Provided entries:
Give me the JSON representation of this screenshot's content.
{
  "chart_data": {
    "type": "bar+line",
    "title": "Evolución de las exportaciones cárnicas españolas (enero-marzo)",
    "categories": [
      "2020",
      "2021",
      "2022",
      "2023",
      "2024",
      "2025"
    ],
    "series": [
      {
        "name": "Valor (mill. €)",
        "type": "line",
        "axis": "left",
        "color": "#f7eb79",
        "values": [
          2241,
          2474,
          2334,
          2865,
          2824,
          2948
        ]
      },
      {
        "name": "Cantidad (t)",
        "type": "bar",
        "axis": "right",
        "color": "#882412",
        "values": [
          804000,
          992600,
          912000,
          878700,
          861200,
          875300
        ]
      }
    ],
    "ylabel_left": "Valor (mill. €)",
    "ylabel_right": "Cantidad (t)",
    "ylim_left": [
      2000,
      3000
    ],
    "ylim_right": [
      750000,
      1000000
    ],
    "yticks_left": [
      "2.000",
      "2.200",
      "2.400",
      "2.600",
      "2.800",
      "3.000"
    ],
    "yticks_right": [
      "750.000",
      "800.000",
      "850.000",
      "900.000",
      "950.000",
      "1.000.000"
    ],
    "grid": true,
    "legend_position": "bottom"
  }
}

Exercise instructions: The records above must be repeated exactly, every one of them.

Task answer:
Give me the JSON representation of this screenshot's content.
{
  "chart_data": {
    "type": "bar+line",
    "title": "Evolución de las exportaciones cárnicas españolas (enero-marzo)",
    "categories": [
      "2020",
      "2021",
      "2022",
      "2023",
      "2024",
      "2025"
    ],
    "series": [
      {
        "name": "Valor (mill. €)",
        "type": "line",
        "axis": "left",
        "color": "#f7eb79",
        "values": [
          2241,
          2474,
          2334,
          2865,
          2824,
          2948
        ]
      },
      {
        "name": "Cantidad (t)",
        "type": "bar",
        "axis": "right",
        "color": "#882412",
        "values": [
          804000,
          992600,
          912000,
          878700,
          861200,
          875300
        ]
      }
    ],
    "ylabel_left": "Valor (mill. €)",
    "ylabel_right": "Cantidad (t)",
    "ylim_left": [
      2000,
      3000
    ],
    "ylim_right": [
      750000,
      1000000
    ],
    "yticks_left": [
      "2.000",
      "2.200",
      "2.400",
      "2.600",
      "2.800",
      "3.000"
    ],
    "yticks_right": [
      "750.000",
      "800.000",
      "850.000",
      "900.000",
      "950.000",
      "1.000.000"
    ],
    "grid": true,
    "legend_position": "bottom"
  }
}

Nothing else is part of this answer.